:: Task details ::
Count lines with the string "bottom" in them. State the number alone.

:: Record set ::

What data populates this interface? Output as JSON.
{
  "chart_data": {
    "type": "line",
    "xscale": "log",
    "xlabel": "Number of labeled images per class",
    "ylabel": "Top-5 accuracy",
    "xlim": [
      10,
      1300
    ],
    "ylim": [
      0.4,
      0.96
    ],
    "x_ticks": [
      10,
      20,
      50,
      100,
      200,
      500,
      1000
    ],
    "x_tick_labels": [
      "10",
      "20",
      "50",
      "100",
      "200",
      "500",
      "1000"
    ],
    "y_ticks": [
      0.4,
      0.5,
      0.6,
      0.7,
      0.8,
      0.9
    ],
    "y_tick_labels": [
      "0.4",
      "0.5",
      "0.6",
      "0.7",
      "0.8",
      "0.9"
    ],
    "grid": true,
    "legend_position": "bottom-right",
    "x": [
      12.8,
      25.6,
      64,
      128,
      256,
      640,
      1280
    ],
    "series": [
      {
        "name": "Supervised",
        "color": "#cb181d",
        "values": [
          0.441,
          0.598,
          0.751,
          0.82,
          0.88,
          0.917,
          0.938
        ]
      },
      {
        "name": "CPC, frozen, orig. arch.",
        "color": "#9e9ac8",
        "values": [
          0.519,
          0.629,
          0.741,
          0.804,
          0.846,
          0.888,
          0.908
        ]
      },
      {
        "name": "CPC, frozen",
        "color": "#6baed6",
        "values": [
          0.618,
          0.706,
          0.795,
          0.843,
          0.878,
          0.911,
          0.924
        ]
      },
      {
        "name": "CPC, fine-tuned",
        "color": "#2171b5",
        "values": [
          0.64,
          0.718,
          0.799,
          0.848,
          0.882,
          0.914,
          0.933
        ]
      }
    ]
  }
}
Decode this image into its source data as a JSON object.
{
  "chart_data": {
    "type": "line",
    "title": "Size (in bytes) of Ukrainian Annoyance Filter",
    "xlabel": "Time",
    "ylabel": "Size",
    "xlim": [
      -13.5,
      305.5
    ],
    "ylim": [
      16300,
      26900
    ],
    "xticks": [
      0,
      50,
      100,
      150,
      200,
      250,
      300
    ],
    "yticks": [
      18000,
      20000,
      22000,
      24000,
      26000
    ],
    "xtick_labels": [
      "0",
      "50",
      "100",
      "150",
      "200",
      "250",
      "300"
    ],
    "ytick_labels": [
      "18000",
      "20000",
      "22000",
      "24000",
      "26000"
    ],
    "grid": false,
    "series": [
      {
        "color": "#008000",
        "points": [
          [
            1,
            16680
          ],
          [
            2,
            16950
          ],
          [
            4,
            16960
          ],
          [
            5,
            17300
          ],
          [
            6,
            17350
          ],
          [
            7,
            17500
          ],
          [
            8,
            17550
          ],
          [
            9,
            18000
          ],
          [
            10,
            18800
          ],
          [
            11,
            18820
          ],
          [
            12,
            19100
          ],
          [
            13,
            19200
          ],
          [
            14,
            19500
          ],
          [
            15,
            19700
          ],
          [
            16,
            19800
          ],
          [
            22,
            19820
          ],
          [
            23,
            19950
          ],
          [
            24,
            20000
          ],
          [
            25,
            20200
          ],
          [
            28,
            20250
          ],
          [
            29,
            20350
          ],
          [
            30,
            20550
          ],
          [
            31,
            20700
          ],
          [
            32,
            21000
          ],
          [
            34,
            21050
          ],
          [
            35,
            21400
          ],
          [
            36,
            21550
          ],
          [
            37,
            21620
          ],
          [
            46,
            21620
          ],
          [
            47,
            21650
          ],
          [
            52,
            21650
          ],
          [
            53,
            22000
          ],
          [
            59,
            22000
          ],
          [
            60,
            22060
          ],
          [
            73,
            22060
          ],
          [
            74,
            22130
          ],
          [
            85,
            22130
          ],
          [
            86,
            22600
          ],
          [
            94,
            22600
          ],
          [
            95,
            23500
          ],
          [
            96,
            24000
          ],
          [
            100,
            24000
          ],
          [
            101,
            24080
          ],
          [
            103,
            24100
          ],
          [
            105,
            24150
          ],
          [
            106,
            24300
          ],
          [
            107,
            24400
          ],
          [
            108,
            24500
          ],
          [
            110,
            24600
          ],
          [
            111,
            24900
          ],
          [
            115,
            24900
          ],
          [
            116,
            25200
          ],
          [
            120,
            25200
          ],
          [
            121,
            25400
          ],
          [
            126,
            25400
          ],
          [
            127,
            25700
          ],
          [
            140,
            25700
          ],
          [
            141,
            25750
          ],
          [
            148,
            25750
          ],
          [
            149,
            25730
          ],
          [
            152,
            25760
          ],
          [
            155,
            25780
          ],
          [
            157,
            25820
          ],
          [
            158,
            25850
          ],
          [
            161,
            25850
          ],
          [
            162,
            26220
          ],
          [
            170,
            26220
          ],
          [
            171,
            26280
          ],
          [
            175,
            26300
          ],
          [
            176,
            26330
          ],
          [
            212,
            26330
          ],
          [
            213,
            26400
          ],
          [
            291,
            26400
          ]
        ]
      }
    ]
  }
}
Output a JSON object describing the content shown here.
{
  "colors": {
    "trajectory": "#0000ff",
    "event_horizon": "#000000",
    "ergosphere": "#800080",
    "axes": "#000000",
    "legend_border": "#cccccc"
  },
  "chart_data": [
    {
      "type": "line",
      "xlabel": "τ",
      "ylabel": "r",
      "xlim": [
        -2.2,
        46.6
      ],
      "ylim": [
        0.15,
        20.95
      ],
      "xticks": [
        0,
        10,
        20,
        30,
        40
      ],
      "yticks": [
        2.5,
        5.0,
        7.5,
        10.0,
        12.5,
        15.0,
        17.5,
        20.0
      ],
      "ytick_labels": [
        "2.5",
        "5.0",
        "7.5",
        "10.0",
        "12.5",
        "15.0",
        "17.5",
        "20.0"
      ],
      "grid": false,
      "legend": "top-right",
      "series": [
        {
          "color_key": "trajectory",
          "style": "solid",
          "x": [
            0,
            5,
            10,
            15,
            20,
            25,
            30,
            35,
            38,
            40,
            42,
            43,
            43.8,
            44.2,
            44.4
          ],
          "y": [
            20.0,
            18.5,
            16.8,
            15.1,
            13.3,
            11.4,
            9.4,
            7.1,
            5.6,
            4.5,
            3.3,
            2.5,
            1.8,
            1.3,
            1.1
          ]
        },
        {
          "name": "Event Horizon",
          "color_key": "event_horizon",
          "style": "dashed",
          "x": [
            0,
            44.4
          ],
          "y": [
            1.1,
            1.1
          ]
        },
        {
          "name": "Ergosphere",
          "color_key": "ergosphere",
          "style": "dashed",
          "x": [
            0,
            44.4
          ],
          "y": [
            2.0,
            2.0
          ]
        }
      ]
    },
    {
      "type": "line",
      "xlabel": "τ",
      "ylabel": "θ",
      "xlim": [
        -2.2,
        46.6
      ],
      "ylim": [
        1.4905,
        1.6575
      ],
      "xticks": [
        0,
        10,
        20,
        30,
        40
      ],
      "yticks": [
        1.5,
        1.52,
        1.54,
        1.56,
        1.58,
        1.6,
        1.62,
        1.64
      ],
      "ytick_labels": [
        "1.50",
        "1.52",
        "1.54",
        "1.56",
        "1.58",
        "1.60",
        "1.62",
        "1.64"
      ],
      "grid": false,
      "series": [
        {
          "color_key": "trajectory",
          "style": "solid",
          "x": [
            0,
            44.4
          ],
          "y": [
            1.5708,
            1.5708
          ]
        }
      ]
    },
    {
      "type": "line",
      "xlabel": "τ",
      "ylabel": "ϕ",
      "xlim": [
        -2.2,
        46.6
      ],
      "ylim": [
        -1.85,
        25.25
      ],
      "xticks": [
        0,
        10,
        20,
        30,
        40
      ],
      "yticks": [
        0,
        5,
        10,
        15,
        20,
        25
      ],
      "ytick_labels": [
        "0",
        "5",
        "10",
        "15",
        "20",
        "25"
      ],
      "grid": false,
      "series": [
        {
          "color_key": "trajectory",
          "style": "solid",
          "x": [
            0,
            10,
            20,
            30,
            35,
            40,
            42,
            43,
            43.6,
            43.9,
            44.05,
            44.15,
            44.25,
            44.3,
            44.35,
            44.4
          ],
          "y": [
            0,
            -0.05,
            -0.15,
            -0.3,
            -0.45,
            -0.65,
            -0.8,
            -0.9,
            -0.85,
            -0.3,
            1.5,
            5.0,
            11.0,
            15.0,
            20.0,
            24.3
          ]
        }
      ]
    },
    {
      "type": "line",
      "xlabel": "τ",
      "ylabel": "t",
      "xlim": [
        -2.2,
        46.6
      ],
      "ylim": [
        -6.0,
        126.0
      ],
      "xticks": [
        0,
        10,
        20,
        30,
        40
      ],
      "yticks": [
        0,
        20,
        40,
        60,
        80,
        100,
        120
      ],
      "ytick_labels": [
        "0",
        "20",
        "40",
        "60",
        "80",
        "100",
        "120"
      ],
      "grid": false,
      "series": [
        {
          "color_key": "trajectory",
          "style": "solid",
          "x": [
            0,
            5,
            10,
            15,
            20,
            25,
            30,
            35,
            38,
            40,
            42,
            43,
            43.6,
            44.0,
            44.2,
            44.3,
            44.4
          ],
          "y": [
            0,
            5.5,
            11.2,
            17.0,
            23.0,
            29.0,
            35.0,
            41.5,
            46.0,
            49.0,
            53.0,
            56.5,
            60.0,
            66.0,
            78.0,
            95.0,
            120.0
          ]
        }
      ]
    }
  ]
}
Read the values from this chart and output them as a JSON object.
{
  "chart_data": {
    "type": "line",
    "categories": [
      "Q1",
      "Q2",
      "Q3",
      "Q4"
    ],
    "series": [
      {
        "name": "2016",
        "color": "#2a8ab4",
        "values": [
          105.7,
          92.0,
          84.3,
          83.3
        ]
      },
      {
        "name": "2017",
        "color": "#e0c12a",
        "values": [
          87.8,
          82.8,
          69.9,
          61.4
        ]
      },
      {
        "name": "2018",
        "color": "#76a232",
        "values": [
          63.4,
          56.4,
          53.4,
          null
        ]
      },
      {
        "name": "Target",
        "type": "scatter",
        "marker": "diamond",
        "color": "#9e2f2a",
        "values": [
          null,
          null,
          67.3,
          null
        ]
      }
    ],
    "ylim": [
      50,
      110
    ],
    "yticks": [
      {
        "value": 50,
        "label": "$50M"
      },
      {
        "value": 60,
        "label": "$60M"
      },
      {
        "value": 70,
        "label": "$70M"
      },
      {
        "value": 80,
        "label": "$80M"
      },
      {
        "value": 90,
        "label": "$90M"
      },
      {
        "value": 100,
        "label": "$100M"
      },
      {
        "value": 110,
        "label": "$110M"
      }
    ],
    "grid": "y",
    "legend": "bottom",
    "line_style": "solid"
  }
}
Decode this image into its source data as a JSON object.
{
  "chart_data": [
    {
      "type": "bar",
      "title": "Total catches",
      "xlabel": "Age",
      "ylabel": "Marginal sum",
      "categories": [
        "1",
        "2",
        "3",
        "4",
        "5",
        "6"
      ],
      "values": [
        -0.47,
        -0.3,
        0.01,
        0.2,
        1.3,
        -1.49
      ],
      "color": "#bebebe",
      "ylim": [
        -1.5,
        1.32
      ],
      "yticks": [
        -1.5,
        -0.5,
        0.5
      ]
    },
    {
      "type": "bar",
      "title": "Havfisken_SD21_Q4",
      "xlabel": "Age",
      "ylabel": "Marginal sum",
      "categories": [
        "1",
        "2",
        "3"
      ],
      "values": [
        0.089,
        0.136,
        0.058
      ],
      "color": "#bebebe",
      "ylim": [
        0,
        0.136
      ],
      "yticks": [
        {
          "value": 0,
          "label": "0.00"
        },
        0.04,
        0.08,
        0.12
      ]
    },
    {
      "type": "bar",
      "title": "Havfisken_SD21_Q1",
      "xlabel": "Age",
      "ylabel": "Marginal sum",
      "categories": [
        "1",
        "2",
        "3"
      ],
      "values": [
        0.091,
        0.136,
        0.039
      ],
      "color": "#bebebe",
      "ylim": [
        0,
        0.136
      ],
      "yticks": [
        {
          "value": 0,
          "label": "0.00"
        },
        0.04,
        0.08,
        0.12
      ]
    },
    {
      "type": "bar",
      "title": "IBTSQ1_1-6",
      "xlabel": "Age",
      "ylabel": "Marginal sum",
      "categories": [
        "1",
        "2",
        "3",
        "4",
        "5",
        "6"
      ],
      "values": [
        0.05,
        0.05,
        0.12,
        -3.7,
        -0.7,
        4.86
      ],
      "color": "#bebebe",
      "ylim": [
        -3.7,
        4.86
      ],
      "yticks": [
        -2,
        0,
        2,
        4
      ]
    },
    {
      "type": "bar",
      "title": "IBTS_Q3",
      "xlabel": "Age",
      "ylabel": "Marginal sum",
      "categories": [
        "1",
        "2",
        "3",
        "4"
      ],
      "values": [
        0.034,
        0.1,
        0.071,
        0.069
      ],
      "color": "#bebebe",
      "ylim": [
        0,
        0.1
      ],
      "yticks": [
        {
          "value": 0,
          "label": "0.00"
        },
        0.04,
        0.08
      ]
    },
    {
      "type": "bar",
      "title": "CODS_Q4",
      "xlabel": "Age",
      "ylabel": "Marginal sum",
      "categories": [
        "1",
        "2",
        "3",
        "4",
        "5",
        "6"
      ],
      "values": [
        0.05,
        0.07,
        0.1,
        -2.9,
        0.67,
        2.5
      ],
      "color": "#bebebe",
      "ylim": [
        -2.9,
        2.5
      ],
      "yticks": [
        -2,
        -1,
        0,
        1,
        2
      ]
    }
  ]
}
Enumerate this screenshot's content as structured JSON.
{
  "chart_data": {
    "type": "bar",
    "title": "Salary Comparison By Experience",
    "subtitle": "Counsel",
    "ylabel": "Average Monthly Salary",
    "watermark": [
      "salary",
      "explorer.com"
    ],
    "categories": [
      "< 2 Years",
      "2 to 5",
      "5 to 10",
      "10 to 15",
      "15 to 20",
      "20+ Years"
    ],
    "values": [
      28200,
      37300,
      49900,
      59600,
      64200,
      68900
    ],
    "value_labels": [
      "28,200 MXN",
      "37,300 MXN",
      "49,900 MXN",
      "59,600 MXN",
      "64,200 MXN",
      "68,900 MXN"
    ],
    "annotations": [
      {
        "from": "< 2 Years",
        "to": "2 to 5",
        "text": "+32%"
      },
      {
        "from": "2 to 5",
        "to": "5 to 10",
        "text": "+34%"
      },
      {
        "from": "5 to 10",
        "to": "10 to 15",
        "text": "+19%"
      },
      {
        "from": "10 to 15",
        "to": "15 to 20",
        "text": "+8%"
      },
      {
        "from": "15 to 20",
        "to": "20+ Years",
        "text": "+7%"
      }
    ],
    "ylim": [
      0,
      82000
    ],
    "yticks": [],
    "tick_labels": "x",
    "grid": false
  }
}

:: Output for this task ::
2